[Data records]
* begin *

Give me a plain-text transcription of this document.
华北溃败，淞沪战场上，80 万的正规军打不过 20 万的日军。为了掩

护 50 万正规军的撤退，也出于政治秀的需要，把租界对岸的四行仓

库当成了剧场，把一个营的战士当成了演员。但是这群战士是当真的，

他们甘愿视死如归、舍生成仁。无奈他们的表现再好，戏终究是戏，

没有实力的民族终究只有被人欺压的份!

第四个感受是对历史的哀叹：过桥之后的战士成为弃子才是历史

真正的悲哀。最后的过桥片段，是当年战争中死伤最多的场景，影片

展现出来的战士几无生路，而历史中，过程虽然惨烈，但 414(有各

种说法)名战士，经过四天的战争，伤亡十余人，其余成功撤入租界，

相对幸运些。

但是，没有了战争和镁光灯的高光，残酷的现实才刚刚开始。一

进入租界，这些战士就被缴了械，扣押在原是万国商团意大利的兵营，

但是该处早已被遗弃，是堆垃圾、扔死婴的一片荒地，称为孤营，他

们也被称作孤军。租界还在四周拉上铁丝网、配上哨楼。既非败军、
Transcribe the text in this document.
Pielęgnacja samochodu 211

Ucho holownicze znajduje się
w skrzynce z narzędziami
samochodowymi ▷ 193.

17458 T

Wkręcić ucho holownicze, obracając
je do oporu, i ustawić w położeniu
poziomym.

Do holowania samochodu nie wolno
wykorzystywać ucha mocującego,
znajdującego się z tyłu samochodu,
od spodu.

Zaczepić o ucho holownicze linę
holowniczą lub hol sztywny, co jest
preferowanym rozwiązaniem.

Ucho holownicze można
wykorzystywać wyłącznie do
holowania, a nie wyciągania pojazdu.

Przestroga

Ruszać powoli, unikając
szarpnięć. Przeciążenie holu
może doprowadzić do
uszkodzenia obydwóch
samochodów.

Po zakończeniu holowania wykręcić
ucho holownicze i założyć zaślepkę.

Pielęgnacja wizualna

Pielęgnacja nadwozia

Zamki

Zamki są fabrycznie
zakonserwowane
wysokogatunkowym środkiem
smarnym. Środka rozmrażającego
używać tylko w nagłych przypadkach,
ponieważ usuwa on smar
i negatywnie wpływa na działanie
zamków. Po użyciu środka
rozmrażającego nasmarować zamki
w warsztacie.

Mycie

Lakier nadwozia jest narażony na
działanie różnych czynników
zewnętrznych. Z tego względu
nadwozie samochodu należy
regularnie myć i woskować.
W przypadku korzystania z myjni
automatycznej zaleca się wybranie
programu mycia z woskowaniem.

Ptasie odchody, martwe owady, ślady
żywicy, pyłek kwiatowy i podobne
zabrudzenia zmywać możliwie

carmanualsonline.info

* end *

**WHAT THIS TASK INVOLVES**
Transcribe, word for word, every line from the one containing "Transcribe the text in this document." through the final line of the entries, and nothing else.

**OUTPUT FOR THIS TASK**
Transcribe the text in this document.
Pielęgnacja samochodu 211

Ucho holownicze znajduje się
w skrzynce z narzędziami
samochodowymi ▷ 193.

17458 T

Wkręcić ucho holownicze, obracając
je do oporu, i ustawić w położeniu
poziomym.

Do holowania samochodu nie wolno
wykorzystywać ucha mocującego,
znajdującego się z tyłu samochodu,
od spodu.

Zaczepić o ucho holownicze linę
holowniczą lub hol sztywny, co jest
preferowanym rozwiązaniem.

Ucho holownicze można
wykorzystywać wyłącznie do
holowania, a nie wyciągania pojazdu.

Przestroga

Ruszać powoli, unikając
szarpnięć. Przeciążenie holu
może doprowadzić do
uszkodzenia obydwóch
samochodów.

Po zakończeniu holowania wykręcić
ucho holownicze i założyć zaślepkę.

Pielęgnacja wizualna

Pielęgnacja nadwozia

Zamki

Zamki są fabrycznie
zakonserwowane
wysokogatunkowym środkiem
smarnym. Środka rozmrażającego
używać tylko w nagłych przypadkach,
ponieważ usuwa on smar
i negatywnie wpływa na działanie
zamków. Po użyciu środka
rozmrażającego nasmarować zamki
w warsztacie.

Mycie

Lakier nadwozia jest narażony na
działanie różnych czynników
zewnętrznych. Z tego względu
nadwozie samochodu należy
regularnie myć i woskować.
W przypadku korzystania z myjni
automatycznej zaleca się wybranie
programu mycia z woskowaniem.

Ptasie odchody, martwe owady, ślady
żywicy, pyłek kwiatowy i podobne
zabrudzenia zmywać możliwie

carmanualsonline.info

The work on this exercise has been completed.